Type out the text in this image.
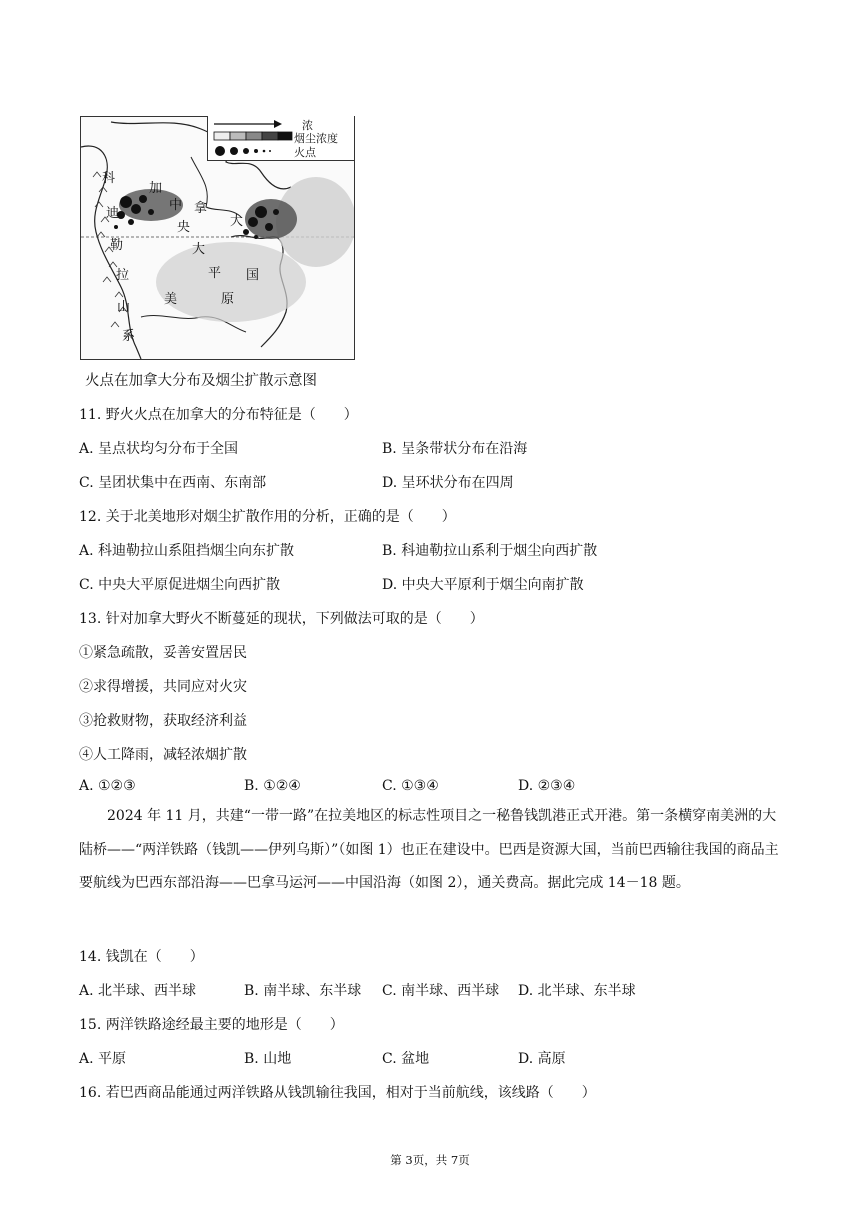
浓
烟尘浓度
火点
科
迪
勒
拉
山
系
加
拿
大
中
央
大
平
原
美
国
火点在加拿大分布及烟尘扩散示意图
11. 野火火点在加拿大的分布特征是（　　）
A. 呈点状均匀分布于全国	B. 呈条带状分布在沿海
C. 呈团状集中在西南、东南部	D. 呈环状分布在四周
12. 关于北美地形对烟尘扩散作用的分析，正确的是（　　）
A. 科迪勒拉山系阻挡烟尘向东扩散	B. 科迪勒拉山系利于烟尘向西扩散
C. 中央大平原促进烟尘向西扩散	D. 中央大平原利于烟尘向南扩散
13. 针对加拿大野火不断蔓延的现状，下列做法可取的是（　　）
①紧急疏散，妥善安置居民
②求得增援，共同应对火灾
③抢救财物，获取经济利益
④人工降雨，减轻浓烟扩散
A. ①②③	B. ①②④	C. ①③④	D. ②③④
2024 年 11 月，共建“一带一路”在拉美地区的标志性项目之一秘鲁钱凯港正式开港。第一条横穿南美洲的大陆桥——“两洋铁路（钱凯——伊列乌斯）”（如图 1）也正在建设中。巴西是资源大国，当前巴西输往我国的商品主要航线为巴西东部沿海——巴拿马运河——中国沿海（如图 2），通关费高。据此完成 14－18 题。
14. 钱凯在（　　）
A. 北半球、西半球	B. 南半球、东半球 C. 南半球、西半球 D. 北半球、东半球
15. 两洋铁路途经最主要的地形是（　　）
A. 平原	B. 山地	C. 盆地	D. 高原
16. 若巴西商品能通过两洋铁路从钱凯输往我国，相对于当前航线，该线路（　　）
第 3页，共 7页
☆ ☆ ☆
● **Do this**
Pictures in the records must not appear in the copy; transcribe everything else precisely.

● **Full response**
Type out the text in this image.
浓
烟尘浓度
火点
科
迪
勒
拉
山
系
加
拿
大
中
央
大
平
原
美
国
火点在加拿大分布及烟尘扩散示意图
11. 野火火点在加拿大的分布特征是（　　）
A. 呈点状均匀分布于全国	B. 呈条带状分布在沿海
C. 呈团状集中在西南、东南部	D. 呈环状分布在四周
12. 关于北美地形对烟尘扩散作用的分析，正确的是（　　）
A. 科迪勒拉山系阻挡烟尘向东扩散	B. 科迪勒拉山系利于烟尘向西扩散
C. 中央大平原促进烟尘向西扩散	D. 中央大平原利于烟尘向南扩散
13. 针对加拿大野火不断蔓延的现状，下列做法可取的是（　　）
①紧急疏散，妥善安置居民
②求得增援，共同应对火灾
③抢救财物，获取经济利益
④人工降雨，减轻浓烟扩散
A. ①②③	B. ①②④	C. ①③④	D. ②③④
2024 年 11 月，共建“一带一路”在拉美地区的标志性项目之一秘鲁钱凯港正式开港。第一条横穿南美洲的大陆桥——“两洋铁路（钱凯——伊列乌斯）”（如图 1）也正在建设中。巴西是资源大国，当前巴西输往我国的商品主要航线为巴西东部沿海——巴拿马运河——中国沿海（如图 2），通关费高。据此完成 14－18 题。
14. 钱凯在（　　）
A. 北半球、西半球	B. 南半球、东半球 C. 南半球、西半球 D. 北半球、东半球
15. 两洋铁路途经最主要的地形是（　　）
A. 平原	B. 山地	C. 盆地	D. 高原
16. 若巴西商品能通过两洋铁路从钱凯输往我国，相对于当前航线，该线路（　　）
第 3页，共 7页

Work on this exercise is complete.